> _RAW DATA_:
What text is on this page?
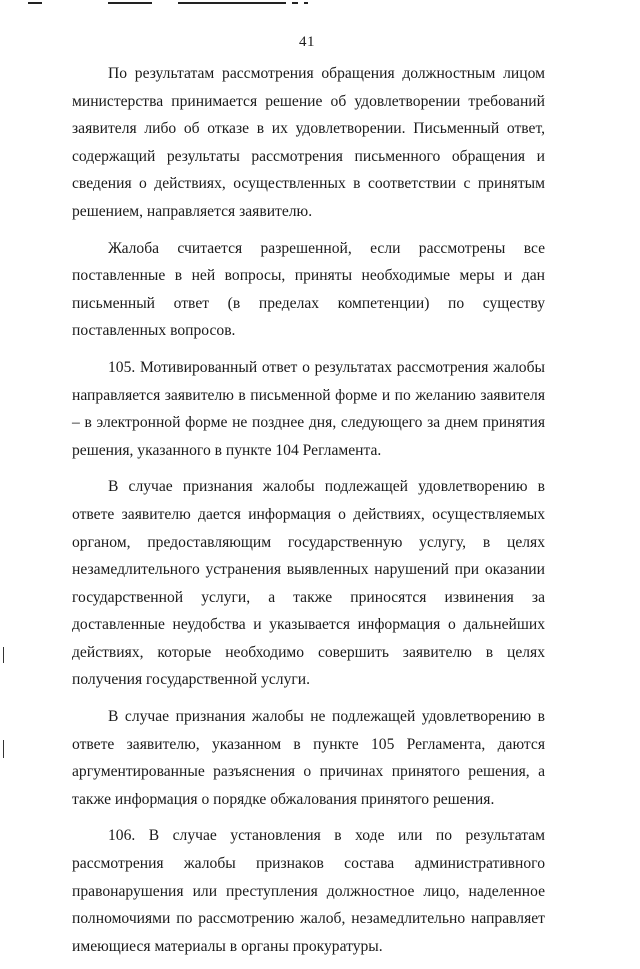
41

По результатам рассмотрения обращения должностным лицом министерства принимается решение об удовлетворении требований заявителя либо об отказе в их удовлетворении. Письменный ответ, содержащий результаты рассмотрения письменного обращения и сведения о действиях, осуществленных в соответствии с принятым решением, направляется заявителю.

Жалоба считается разрешенной, если рассмотрены все поставленные в ней вопросы, приняты необходимые меры и дан письменный ответ (в пределах компетенции) по существу поставленных вопросов.

105. Мотивированный ответ о результатах рассмотрения жалобы направляется заявителю в письменной форме и по желанию заявителя – в электронной форме не позднее дня, следующего за днем принятия решения, указанного в пункте 104 Регламента.

В случае признания жалобы подлежащей удовлетворению в ответе заявителю дается информация о действиях, осуществляемых органом, предоставляющим государственную услугу, в целях незамедлительного устранения выявленных нарушений при оказании государственной услуги, а также приносятся извинения за доставленные неудобства и указывается информация о дальнейших действиях, которые необходимо совершить заявителю в целях получения государственной услуги.

В случае признания жалобы не подлежащей удовлетворению в ответе заявителю, указанном в пункте 105 Регламента, даются аргументированные разъяснения о причинах принятого решения, а также информация о порядке обжалования принятого решения.

106. В случае установления в ходе или по результатам рассмотрения жалобы признаков состава административного правонарушения или преступления должностное лицо, наделенное полномочиями по рассмотрению жалоб, незамедлительно направляет имеющиеся материалы в органы прокуратуры.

> _TASK DESCRIPTION_: Without the pictures, restate all of the entries above verbatim.

> _EXPECTED OUTPUT_:
What text is on this page?
41

По результатам рассмотрения обращения должностным лицом министерства принимается решение об удовлетворении требований заявителя либо об отказе в их удовлетворении. Письменный ответ, содержащий результаты рассмотрения письменного обращения и сведения о действиях, осуществленных в соответствии с принятым решением, направляется заявителю.

Жалоба считается разрешенной, если рассмотрены все поставленные в ней вопросы, приняты необходимые меры и дан письменный ответ (в пределах компетенции) по существу поставленных вопросов.

105. Мотивированный ответ о результатах рассмотрения жалобы направляется заявителю в письменной форме и по желанию заявителя – в электронной форме не позднее дня, следующего за днем принятия решения, указанного в пункте 104 Регламента.

В случае признания жалобы подлежащей удовлетворению в ответе заявителю дается информация о действиях, осуществляемых органом, предоставляющим государственную услугу, в целях незамедлительного устранения выявленных нарушений при оказании государственной услуги, а также приносятся извинения за доставленные неудобства и указывается информация о дальнейших действиях, которые необходимо совершить заявителю в целях получения государственной услуги.

В случае признания жалобы не подлежащей удовлетворению в ответе заявителю, указанном в пункте 105 Регламента, даются аргументированные разъяснения о причинах принятого решения, а также информация о порядке обжалования принятого решения.

106. В случае установления в ходе или по результатам рассмотрения жалобы признаков состава административного правонарушения или преступления должностное лицо, наделенное полномочиями по рассмотрению жалоб, незамедлительно направляет имеющиеся материалы в органы прокуратуры.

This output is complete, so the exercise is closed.